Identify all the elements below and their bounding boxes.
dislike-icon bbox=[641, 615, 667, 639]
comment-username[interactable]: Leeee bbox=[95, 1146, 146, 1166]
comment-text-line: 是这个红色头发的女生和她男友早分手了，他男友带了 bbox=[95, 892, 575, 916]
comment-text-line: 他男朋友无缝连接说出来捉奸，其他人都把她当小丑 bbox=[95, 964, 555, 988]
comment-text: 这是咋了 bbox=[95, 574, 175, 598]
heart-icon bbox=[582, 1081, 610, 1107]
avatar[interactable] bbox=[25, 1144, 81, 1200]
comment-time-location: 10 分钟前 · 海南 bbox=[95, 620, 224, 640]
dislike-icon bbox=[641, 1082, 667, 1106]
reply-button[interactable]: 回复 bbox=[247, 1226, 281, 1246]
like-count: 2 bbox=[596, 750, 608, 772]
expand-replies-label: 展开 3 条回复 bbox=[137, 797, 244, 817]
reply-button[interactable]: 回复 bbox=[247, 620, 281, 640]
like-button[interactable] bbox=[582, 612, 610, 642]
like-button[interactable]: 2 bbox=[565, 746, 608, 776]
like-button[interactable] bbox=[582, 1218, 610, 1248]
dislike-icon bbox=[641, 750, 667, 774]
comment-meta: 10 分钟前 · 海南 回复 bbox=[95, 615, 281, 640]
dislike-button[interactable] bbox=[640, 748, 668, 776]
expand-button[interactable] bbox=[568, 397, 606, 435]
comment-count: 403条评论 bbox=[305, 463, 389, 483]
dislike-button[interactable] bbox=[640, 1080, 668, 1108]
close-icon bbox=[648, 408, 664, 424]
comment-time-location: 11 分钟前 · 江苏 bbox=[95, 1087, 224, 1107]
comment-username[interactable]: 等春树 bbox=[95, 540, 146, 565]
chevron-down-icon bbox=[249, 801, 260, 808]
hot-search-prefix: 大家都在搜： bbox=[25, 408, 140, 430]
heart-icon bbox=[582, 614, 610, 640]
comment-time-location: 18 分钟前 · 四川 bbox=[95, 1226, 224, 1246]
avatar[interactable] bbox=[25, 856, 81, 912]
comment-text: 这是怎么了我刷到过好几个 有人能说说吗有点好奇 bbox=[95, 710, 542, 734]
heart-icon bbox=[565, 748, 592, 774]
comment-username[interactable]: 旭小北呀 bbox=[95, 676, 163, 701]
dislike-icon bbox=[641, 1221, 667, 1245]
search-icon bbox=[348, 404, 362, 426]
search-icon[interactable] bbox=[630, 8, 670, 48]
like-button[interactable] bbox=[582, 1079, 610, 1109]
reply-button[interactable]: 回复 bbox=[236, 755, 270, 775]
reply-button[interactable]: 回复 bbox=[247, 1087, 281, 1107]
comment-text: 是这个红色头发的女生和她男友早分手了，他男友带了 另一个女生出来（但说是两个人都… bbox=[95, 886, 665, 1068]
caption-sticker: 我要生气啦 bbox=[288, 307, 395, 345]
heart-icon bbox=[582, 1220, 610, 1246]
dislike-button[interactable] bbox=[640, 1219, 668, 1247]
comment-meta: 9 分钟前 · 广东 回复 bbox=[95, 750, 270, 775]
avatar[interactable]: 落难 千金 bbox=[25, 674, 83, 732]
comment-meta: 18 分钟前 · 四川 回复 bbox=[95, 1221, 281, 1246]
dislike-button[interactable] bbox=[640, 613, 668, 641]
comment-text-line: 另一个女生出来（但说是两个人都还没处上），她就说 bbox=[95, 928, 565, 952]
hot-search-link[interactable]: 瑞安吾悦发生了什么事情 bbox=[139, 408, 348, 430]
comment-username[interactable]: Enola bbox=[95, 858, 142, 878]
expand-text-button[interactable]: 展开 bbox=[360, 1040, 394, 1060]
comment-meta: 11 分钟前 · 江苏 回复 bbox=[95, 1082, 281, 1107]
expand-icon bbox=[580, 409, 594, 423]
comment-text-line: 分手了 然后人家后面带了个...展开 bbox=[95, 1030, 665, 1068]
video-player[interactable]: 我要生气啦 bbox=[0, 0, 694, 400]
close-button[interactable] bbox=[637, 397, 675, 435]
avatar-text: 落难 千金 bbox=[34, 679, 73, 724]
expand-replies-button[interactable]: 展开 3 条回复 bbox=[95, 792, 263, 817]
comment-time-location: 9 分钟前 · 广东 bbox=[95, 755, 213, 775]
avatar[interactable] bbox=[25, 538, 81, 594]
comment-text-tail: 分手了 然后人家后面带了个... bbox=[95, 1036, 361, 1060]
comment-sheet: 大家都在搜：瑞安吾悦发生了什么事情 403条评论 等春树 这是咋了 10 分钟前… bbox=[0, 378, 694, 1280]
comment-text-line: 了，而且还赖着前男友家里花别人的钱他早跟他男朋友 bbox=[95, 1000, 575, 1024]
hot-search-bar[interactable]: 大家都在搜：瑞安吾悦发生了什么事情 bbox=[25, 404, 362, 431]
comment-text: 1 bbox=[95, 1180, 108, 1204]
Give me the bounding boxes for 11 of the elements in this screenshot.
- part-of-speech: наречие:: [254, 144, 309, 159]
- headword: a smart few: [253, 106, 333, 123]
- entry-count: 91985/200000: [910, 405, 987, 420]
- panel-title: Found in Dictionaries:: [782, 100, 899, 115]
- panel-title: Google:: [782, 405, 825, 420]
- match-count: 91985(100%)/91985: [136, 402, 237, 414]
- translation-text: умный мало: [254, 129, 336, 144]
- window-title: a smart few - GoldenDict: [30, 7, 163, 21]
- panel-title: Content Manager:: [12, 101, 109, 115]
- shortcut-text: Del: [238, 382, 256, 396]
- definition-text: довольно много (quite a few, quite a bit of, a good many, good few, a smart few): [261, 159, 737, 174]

========================

◆ Goal of the exercise
Recast the rows as a numbered list, from the very first line through the line containing "comment-username[interactable]: 等春树 bbox=[95, 540, 146, 565]", and leave out any blank lines.

◆ Output of the exercise
1. Identify all the elements below and their bounding boxes.
2. dislike-icon bbox=[641, 615, 667, 639]
3. comment-username[interactable]: Leeee bbox=[95, 1146, 146, 1166]
4. comment-text-line: 是这个红色头发的女生和她男友早分手了，他男友带了 bbox=[95, 892, 575, 916]
5. comment-text-line: 他男朋友无缝连接说出来捉奸，其他人都把她当小丑 bbox=[95, 964, 555, 988]
6. comment-text: 这是咋了 bbox=[95, 574, 175, 598]
7. heart-icon bbox=[582, 1081, 610, 1107]
8. avatar[interactable] bbox=[25, 1144, 81, 1200]
9. comment-time-location: 10 分钟前 · 海南 bbox=[95, 620, 224, 640]
10. dislike-icon bbox=[641, 1082, 667, 1106]
11. reply-button[interactable]: 回复 bbox=[247, 1226, 281, 1246]
12. like-count: 2 bbox=[596, 750, 608, 772]
13. expand-replies-label: 展开 3 条回复 bbox=[137, 797, 244, 817]
14. reply-button[interactable]: 回复 bbox=[247, 620, 281, 640]
15. like-button[interactable] bbox=[582, 612, 610, 642]
16. like-button[interactable]: 2 bbox=[565, 746, 608, 776]
17. like-button[interactable] bbox=[582, 1218, 610, 1248]
18. dislike-icon bbox=[641, 750, 667, 774]
19. comment-meta: 10 分钟前 · 海南 回复 bbox=[95, 615, 281, 640]
20. dislike-button[interactable] bbox=[640, 748, 668, 776]
21. expand-button[interactable] bbox=[568, 397, 606, 435]
22. comment-count: 403条评论 bbox=[305, 463, 389, 483]
23. dislike-button[interactable] bbox=[640, 1080, 668, 1108]
24. close-icon bbox=[648, 408, 664, 424]
25. comment-time-location: 11 分钟前 · 江苏 bbox=[95, 1087, 224, 1107]
26. comment-username[interactable]: 等春树 bbox=[95, 540, 146, 565]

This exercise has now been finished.